Please repeat all of the lines that follow, exactly as written.

********************

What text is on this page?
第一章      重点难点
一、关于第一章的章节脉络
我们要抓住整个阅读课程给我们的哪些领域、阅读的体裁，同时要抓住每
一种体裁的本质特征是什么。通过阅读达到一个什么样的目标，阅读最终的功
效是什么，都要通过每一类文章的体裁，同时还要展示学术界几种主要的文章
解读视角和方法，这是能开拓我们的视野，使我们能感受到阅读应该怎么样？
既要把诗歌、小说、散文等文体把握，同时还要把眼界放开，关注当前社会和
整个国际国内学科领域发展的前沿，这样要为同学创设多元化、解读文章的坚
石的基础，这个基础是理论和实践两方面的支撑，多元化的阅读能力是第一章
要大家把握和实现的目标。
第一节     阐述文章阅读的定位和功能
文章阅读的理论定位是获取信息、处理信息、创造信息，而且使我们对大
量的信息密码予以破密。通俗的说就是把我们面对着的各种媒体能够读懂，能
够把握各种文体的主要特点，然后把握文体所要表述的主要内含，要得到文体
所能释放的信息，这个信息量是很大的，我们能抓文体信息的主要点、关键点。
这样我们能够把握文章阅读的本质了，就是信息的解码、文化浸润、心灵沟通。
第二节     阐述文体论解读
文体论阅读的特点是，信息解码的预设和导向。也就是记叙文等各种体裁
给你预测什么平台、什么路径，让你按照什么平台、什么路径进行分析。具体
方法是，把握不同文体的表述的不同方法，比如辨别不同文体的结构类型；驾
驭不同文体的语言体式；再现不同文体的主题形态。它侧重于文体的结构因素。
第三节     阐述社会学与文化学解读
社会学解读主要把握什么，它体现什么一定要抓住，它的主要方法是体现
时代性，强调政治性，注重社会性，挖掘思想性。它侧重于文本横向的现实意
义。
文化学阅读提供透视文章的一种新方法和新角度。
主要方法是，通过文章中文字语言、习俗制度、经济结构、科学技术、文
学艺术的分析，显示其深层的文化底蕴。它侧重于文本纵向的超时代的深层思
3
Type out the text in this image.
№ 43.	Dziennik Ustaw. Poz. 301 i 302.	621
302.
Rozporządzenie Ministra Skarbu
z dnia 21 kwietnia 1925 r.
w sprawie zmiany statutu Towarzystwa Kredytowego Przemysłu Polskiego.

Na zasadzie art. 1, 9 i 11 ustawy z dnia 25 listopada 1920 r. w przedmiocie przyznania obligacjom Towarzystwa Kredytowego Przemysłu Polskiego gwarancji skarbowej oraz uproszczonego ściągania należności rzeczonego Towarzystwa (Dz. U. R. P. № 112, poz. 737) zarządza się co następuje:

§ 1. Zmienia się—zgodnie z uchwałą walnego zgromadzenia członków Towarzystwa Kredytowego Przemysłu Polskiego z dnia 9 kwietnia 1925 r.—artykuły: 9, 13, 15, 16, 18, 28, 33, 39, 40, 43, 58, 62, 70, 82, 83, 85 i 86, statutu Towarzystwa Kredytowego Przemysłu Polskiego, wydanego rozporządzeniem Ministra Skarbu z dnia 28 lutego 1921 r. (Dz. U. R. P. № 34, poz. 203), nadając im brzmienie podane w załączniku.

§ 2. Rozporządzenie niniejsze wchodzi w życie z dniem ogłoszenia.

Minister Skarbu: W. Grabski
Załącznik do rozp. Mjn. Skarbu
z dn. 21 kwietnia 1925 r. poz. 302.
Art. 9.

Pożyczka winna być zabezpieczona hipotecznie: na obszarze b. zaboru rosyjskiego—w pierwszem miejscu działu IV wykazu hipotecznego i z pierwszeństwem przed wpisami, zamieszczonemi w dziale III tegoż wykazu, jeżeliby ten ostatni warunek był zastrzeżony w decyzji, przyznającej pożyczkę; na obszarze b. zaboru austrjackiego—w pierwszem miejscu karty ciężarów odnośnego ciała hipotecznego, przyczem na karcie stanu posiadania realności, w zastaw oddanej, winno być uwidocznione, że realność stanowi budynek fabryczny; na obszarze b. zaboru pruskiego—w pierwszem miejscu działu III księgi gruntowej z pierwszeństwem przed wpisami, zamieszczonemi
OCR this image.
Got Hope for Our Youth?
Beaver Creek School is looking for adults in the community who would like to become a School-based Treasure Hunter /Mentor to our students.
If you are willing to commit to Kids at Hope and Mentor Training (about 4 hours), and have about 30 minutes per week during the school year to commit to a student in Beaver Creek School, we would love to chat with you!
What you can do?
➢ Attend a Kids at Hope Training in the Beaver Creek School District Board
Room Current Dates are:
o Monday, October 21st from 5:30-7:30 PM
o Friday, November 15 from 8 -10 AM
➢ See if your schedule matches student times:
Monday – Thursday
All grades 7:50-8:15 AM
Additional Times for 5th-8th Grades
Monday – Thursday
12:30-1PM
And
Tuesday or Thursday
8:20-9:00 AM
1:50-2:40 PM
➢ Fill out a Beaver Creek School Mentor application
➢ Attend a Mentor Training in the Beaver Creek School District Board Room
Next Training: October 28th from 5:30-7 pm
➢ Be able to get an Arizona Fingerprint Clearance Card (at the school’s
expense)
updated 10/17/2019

********************

§ **Written response**
What text is on this page?
第一章      重点难点
一、关于第一章的章节脉络
我们要抓住整个阅读课程给我们的哪些领域、阅读的体裁，同时要抓住每
一种体裁的本质特征是什么。通过阅读达到一个什么样的目标，阅读最终的功
效是什么，都要通过每一类文章的体裁，同时还要展示学术界几种主要的文章
解读视角和方法，这是能开拓我们的视野，使我们能感受到阅读应该怎么样？
既要把诗歌、小说、散文等文体把握，同时还要把眼界放开，关注当前社会和
整个国际国内学科领域发展的前沿，这样要为同学创设多元化、解读文章的坚
石的基础，这个基础是理论和实践两方面的支撑，多元化的阅读能力是第一章
要大家把握和实现的目标。
第一节     阐述文章阅读的定位和功能
文章阅读的理论定位是获取信息、处理信息、创造信息，而且使我们对大
量的信息密码予以破密。通俗的说就是把我们面对着的各种媒体能够读懂，能
够把握各种文体的主要特点，然后把握文体所要表述的主要内含，要得到文体
所能释放的信息，这个信息量是很大的，我们能抓文体信息的主要点、关键点。
这样我们能够把握文章阅读的本质了，就是信息的解码、文化浸润、心灵沟通。
第二节     阐述文体论解读
文体论阅读的特点是，信息解码的预设和导向。也就是记叙文等各种体裁
给你预测什么平台、什么路径，让你按照什么平台、什么路径进行分析。具体
方法是，把握不同文体的表述的不同方法，比如辨别不同文体的结构类型；驾
驭不同文体的语言体式；再现不同文体的主题形态。它侧重于文体的结构因素。
第三节     阐述社会学与文化学解读
社会学解读主要把握什么，它体现什么一定要抓住，它的主要方法是体现
时代性，强调政治性，注重社会性，挖掘思想性。它侧重于文本横向的现实意
义。
文化学阅读提供透视文章的一种新方法和新角度。
主要方法是，通过文章中文字语言、习俗制度、经济结构、科学技术、文
学艺术的分析，显示其深层的文化底蕴。它侧重于文本纵向的超时代的深层思
3
Type out the text in this image.
№ 43.	Dziennik Ustaw. Poz. 301 i 302.	621
302.
Rozporządzenie Ministra Skarbu
z dnia 21 kwietnia 1925 r.
w sprawie zmiany statutu Towarzystwa Kredytowego Przemysłu Polskiego.

Na zasadzie art. 1, 9 i 11 ustawy z dnia 25 listopada 1920 r. w przedmiocie przyznania obligacjom Towarzystwa Kredytowego Przemysłu Polskiego gwarancji skarbowej oraz uproszczonego ściągania należności rzeczonego Towarzystwa (Dz. U. R. P. № 112, poz. 737) zarządza się co następuje:

§ 1. Zmienia się—zgodnie z uchwałą walnego zgromadzenia członków Towarzystwa Kredytowego Przemysłu Polskiego z dnia 9 kwietnia 1925 r.—artykuły: 9, 13, 15, 16, 18, 28, 33, 39, 40, 43, 58, 62, 70, 82, 83, 85 i 86, statutu Towarzystwa Kredytowego Przemysłu Polskiego, wydanego rozporządzeniem Ministra Skarbu z dnia 28 lutego 1921 r. (Dz. U. R. P. № 34, poz. 203), nadając im brzmienie podane w załączniku.

§ 2. Rozporządzenie niniejsze wchodzi w życie z dniem ogłoszenia.

Minister Skarbu: W. Grabski
Załącznik do rozp. Mjn. Skarbu
z dn. 21 kwietnia 1925 r. poz. 302.
Art. 9.

Pożyczka winna być zabezpieczona hipotecznie: na obszarze b. zaboru rosyjskiego—w pierwszem miejscu działu IV wykazu hipotecznego i z pierwszeństwem przed wpisami, zamieszczonemi w dziale III tegoż wykazu, jeżeliby ten ostatni warunek był zastrzeżony w decyzji, przyznającej pożyczkę; na obszarze b. zaboru austrjackiego—w pierwszem miejscu karty ciężarów odnośnego ciała hipotecznego, przyczem na karcie stanu posiadania realności, w zastaw oddanej, winno być uwidocznione, że realność stanowi budynek fabryczny; na obszarze b. zaboru pruskiego—w pierwszem miejscu działu III księgi gruntowej z pierwszeństwem przed wpisami, zamieszczonemi
OCR this image.
Got Hope for Our Youth?
Beaver Creek School is looking for adults in the community who would like to become a School-based Treasure Hunter /Mentor to our students.
If you are willing to commit to Kids at Hope and Mentor Training (about 4 hours), and have about 30 minutes per week during the school year to commit to a student in Beaver Creek School, we would love to chat with you!
What you can do?
➢ Attend a Kids at Hope Training in the Beaver Creek School District Board
Room Current Dates are:
o Monday, October 21st from 5:30-7:30 PM
o Friday, November 15 from 8 -10 AM
➢ See if your schedule matches student times:
Monday – Thursday
All grades 7:50-8:15 AM
Additional Times for 5th-8th Grades
Monday – Thursday
12:30-1PM
And
Tuesday or Thursday
8:20-9:00 AM
1:50-2:40 PM
➢ Fill out a Beaver Creek School Mentor application
➢ Attend a Mentor Training in the Beaver Creek School District Board Room
Next Training: October 28th from 5:30-7 pm
➢ Be able to get an Arizona Fingerprint Clearance Card (at the school’s
expense)
updated 10/17/2019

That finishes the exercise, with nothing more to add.